Copy the listing below in full and skip every picture.
** Start MATERIAL PROVIDED **
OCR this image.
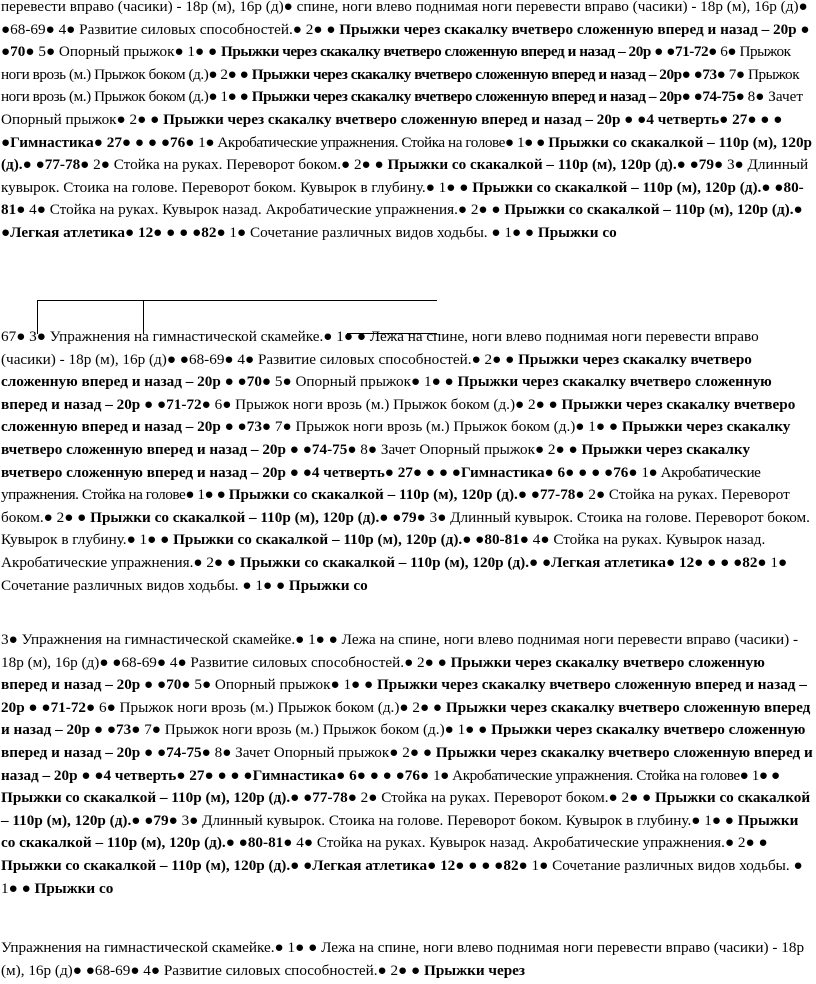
перевести вправо (часики) - 18р (м), 16р (д)● спине, ноги влево поднимая ноги перевести вправо (часики) - 18р (м), 16р (д)● ●68-69● 4● Развитие силовых способностей.● 2● ● Прыжки через скакалку вчетверо сложенную вперед и назад – 20р ● ●70● 5● Опорный прыжок● 1● ● Прыжки через скакалку вчетверо сложенную вперед и назад – 20р ● ●71-72● 6● Прыжок ноги врозь (м.) Прыжок боком (д.)● 2● ● Прыжки через скакалку вчетверо сложенную вперед и назад – 20р● ●73● 7● Прыжок ноги врозь (м.) Прыжок боком (д.)● 1● ● Прыжки через скакалку вчетверо сложенную вперед и назад – 20р● ●74-75● 8● Зачет Опорный прыжок● 2● ● Прыжки через скакалку вчетверо сложенную вперед и назад – 20р ● ●4 четверть● 27● ● ● ●Гимнастика● 27● ● ● ●76● 1● Акробатические упражнения. Стойка на голове● 1● ● Прыжки со скакалкой – 110р (м), 120р (д).● ●77-78● 2● Стойка на руках. Переворот боком.● 2● ● Прыжки со скакалкой – 110р (м), 120р (д).● ●79● 3● Длинный кувырок. Стоика на голове. Переворот боком. Кувырок в глубину.● 1● ● Прыжки со скакалкой – 110р (м), 120р (д).● ●80-81● 4● Стойка на руках. Кувырок назад. Акробатические упражнения.● 2● ● Прыжки со скакалкой – 110р (м), 120р (д).● ●Легкая атлетика● 12● ● ● ●82● 1● Сочетание различных видов ходьбы. ● 1● ● Прыжки со

67● 3● Упражнения на гимнастической скамейке.● 1● ● Лежа на спине, ноги влево поднимая ноги перевести вправо (часики) - 18р (м), 16р (д)● ●68-69● 4● Развитие силовых способностей.● 2● ● Прыжки через скакалку вчетверо сложенную вперед и назад – 20р ● ●70● 5● Опорный прыжок● 1● ● Прыжки через скакалку вчетверо сложенную вперед и назад – 20р ● ●71-72● 6● Прыжок ноги врозь (м.) Прыжок боком (д.)● 2● ● Прыжки через скакалку вчетверо сложенную вперед и назад – 20р ● ●73● 7● Прыжок ноги врозь (м.) Прыжок боком (д.)● 1● ● Прыжки через скакалку вчетверо сложенную вперед и назад – 20р ● ●74-75● 8● Зачет Опорный прыжок● 2● ● Прыжки через скакалку вчетверо сложенную вперед и назад – 20р ● ●4 четверть● 27● ● ● ●Гимнастика● 6● ● ● ●76● 1● Акробатические упражнения. Стойка на голове● 1● ● Прыжки со скакалкой – 110р (м), 120р (д).● ●77-78● 2● Стойка на руках. Переворот боком.● 2● ● Прыжки со скакалкой – 110р (м), 120р (д).● ●79● 3● Длинный кувырок. Стоика на голове. Переворот боком. Кувырок в глубину.● 1● ● Прыжки со скакалкой – 110р (м), 120р (д).● ●80-81● 4● Стойка на руках. Кувырок назад. Акробатические упражнения.● 2● ● Прыжки со скакалкой – 110р (м), 120р (д).● ●Легкая атлетика● 12● ● ● ●82● 1● Сочетание различных видов ходьбы. ● 1● ● Прыжки со

3● Упражнения на гимнастической скамейке.● 1● ● Лежа на спине, ноги влево поднимая ноги перевести вправо (часики) - 18р (м), 16р (д)● ●68-69● 4● Развитие силовых способностей.● 2● ● Прыжки через скакалку вчетверо сложенную вперед и назад – 20р ● ●70● 5● Опорный прыжок● 1● ● Прыжки через скакалку вчетверо сложенную вперед и назад – 20р ● ●71-72● 6● Прыжок ноги врозь (м.) Прыжок боком (д.)● 2● ● Прыжки через скакалку вчетверо сложенную вперед и назад – 20р ● ●73● 7● Прыжок ноги врозь (м.) Прыжок боком (д.)● 1● ● Прыжки через скакалку вчетверо сложенную вперед и назад – 20р ● ●74-75● 8● Зачет Опорный прыжок● 2● ● Прыжки через скакалку вчетверо сложенную вперед и назад – 20р ● ●4 четверть● 27● ● ● ●Гимнастика● 6● ● ● ●76● 1● Акробатические упражнения. Стойка на голове● 1● ● Прыжки со скакалкой – 110р (м), 120р (д).● ●77-78● 2● Стойка на руках. Переворот боком.● 2● ● Прыжки со скакалкой – 110р (м), 120р (д).● ●79● 3● Длинный кувырок. Стоика на голове. Переворот боком. Кувырок в глубину.● 1● ● Прыжки со скакалкой – 110р (м), 120р (д).● ●80-81● 4● Стойка на руках. Кувырок назад. Акробатические упражнения.● 2● ● Прыжки со скакалкой – 110р (м), 120р (д).● ●Легкая атлетика● 12● ● ● ●82● 1● Сочетание различных видов ходьбы. ● 1● ● Прыжки со

Упражнения на гимнастической скамейке.● 1● ● Лежа на спине, ноги влево поднимая ноги перевести вправо (часики) - 18р (м), 16р (д)● ●68-69● 4● Развитие силовых способностей.● 2● ● Прыжки через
** End MATERIAL PROVIDED **
> _SOLUTION TO THIS TASK_
OCR this image.
перевести вправо (часики) - 18р (м), 16р (д)● спине, ноги влево поднимая ноги перевести вправо (часики) - 18р (м), 16р (д)● ●68-69● 4● Развитие силовых способностей.● 2● ● Прыжки через скакалку вчетверо сложенную вперед и назад – 20р ● ●70● 5● Опорный прыжок● 1● ● Прыжки через скакалку вчетверо сложенную вперед и назад – 20р ● ●71-72● 6● Прыжок ноги врозь (м.) Прыжок боком (д.)● 2● ● Прыжки через скакалку вчетверо сложенную вперед и назад – 20р● ●73● 7● Прыжок ноги врозь (м.) Прыжок боком (д.)● 1● ● Прыжки через скакалку вчетверо сложенную вперед и назад – 20р● ●74-75● 8● Зачет Опорный прыжок● 2● ● Прыжки через скакалку вчетверо сложенную вперед и назад – 20р ● ●4 четверть● 27● ● ● ●Гимнастика● 27● ● ● ●76● 1● Акробатические упражнения. Стойка на голове● 1● ● Прыжки со скакалкой – 110р (м), 120р (д).● ●77-78● 2● Стойка на руках. Переворот боком.● 2● ● Прыжки со скакалкой – 110р (м), 120р (д).● ●79● 3● Длинный кувырок. Стоика на голове. Переворот боком. Кувырок в глубину.● 1● ● Прыжки со скакалкой – 110р (м), 120р (д).● ●80-81● 4● Стойка на руках. Кувырок назад. Акробатические упражнения.● 2● ● Прыжки со скакалкой – 110р (м), 120р (д).● ●Легкая атлетика● 12● ● ● ●82● 1● Сочетание различных видов ходьбы. ● 1● ● Прыжки со

67● 3● Упражнения на гимнастической скамейке.● 1● ● Лежа на спине, ноги влево поднимая ноги перевести вправо (часики) - 18р (м), 16р (д)● ●68-69● 4● Развитие силовых способностей.● 2● ● Прыжки через скакалку вчетверо сложенную вперед и назад – 20р ● ●70● 5● Опорный прыжок● 1● ● Прыжки через скакалку вчетверо сложенную вперед и назад – 20р ● ●71-72● 6● Прыжок ноги врозь (м.) Прыжок боком (д.)● 2● ● Прыжки через скакалку вчетверо сложенную вперед и назад – 20р ● ●73● 7● Прыжок ноги врозь (м.) Прыжок боком (д.)● 1● ● Прыжки через скакалку вчетверо сложенную вперед и назад – 20р ● ●74-75● 8● Зачет Опорный прыжок● 2● ● Прыжки через скакалку вчетверо сложенную вперед и назад – 20р ● ●4 четверть● 27● ● ● ●Гимнастика● 6● ● ● ●76● 1● Акробатические упражнения. Стойка на голове● 1● ● Прыжки со скакалкой – 110р (м), 120р (д).● ●77-78● 2● Стойка на руках. Переворот боком.● 2● ● Прыжки со скакалкой – 110р (м), 120р (д).● ●79● 3● Длинный кувырок. Стоика на голове. Переворот боком. Кувырок в глубину.● 1● ● Прыжки со скакалкой – 110р (м), 120р (д).● ●80-81● 4● Стойка на руках. Кувырок назад. Акробатические упражнения.● 2● ● Прыжки со скакалкой – 110р (м), 120р (д).● ●Легкая атлетика● 12● ● ● ●82● 1● Сочетание различных видов ходьбы. ● 1● ● Прыжки со

3● Упражнения на гимнастической скамейке.● 1● ● Лежа на спине, ноги влево поднимая ноги перевести вправо (часики) - 18р (м), 16р (д)● ●68-69● 4● Развитие силовых способностей.● 2● ● Прыжки через скакалку вчетверо сложенную вперед и назад – 20р ● ●70● 5● Опорный прыжок● 1● ● Прыжки через скакалку вчетверо сложенную вперед и назад – 20р ● ●71-72● 6● Прыжок ноги врозь (м.) Прыжок боком (д.)● 2● ● Прыжки через скакалку вчетверо сложенную вперед и назад – 20р ● ●73● 7● Прыжок ноги врозь (м.) Прыжок боком (д.)● 1● ● Прыжки через скакалку вчетверо сложенную вперед и назад – 20р ● ●74-75● 8● Зачет Опорный прыжок● 2● ● Прыжки через скакалку вчетверо сложенную вперед и назад – 20р ● ●4 четверть● 27● ● ● ●Гимнастика● 6● ● ● ●76● 1● Акробатические упражнения. Стойка на голове● 1● ● Прыжки со скакалкой – 110р (м), 120р (д).● ●77-78● 2● Стойка на руках. Переворот боком.● 2● ● Прыжки со скакалкой – 110р (м), 120р (д).● ●79● 3● Длинный кувырок. Стоика на голове. Переворот боком. Кувырок в глубину.● 1● ● Прыжки со скакалкой – 110р (м), 120р (д).● ●80-81● 4● Стойка на руках. Кувырок назад. Акробатические упражнения.● 2● ● Прыжки со скакалкой – 110р (м), 120р (д).● ●Легкая атлетика● 12● ● ● ●82● 1● Сочетание различных видов ходьбы. ● 1● ● Прыжки со

Упражнения на гимнастической скамейке.● 1● ● Лежа на спине, ноги влево поднимая ноги перевести вправо (часики) - 18р (м), 16р (д)● ●68-69● 4● Развитие силовых способностей.● 2● ● Прыжки через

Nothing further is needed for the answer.